--- Start Dataset records ---

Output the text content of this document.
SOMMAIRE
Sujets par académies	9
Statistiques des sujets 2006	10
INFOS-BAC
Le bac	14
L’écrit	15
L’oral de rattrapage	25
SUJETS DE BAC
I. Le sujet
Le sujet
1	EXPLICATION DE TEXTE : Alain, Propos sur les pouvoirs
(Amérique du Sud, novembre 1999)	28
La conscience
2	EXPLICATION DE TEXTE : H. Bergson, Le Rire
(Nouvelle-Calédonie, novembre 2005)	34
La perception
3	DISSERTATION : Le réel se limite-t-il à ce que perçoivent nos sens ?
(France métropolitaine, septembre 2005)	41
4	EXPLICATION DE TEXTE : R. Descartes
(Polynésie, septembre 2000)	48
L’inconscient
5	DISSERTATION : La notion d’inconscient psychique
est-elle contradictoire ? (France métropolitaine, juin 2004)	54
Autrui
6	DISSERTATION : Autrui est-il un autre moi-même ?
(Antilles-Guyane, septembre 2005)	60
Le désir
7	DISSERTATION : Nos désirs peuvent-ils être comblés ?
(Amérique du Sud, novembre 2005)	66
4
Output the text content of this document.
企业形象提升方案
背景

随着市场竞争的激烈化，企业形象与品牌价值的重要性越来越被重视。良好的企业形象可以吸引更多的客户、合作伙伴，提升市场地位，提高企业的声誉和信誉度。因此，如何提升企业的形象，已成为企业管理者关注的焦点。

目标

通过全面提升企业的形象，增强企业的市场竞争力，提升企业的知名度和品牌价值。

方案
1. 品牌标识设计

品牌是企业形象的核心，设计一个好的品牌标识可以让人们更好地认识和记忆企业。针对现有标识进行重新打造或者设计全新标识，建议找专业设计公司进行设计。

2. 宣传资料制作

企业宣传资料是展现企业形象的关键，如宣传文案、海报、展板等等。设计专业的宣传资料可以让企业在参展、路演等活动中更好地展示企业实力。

--- End Dataset records ---

* [Set task]: Copy each line above where the string "DISSERTATION" occurs.

* [Task solution]:
3	DISSERTATION : Le réel se limite-t-il à ce que perçoivent nos sens ?
5	DISSERTATION : La notion d’inconscient psychique
6	DISSERTATION : Autrui est-il un autre moi-même ?
7	DISSERTATION : Nos désirs peuvent-ils être comblés ?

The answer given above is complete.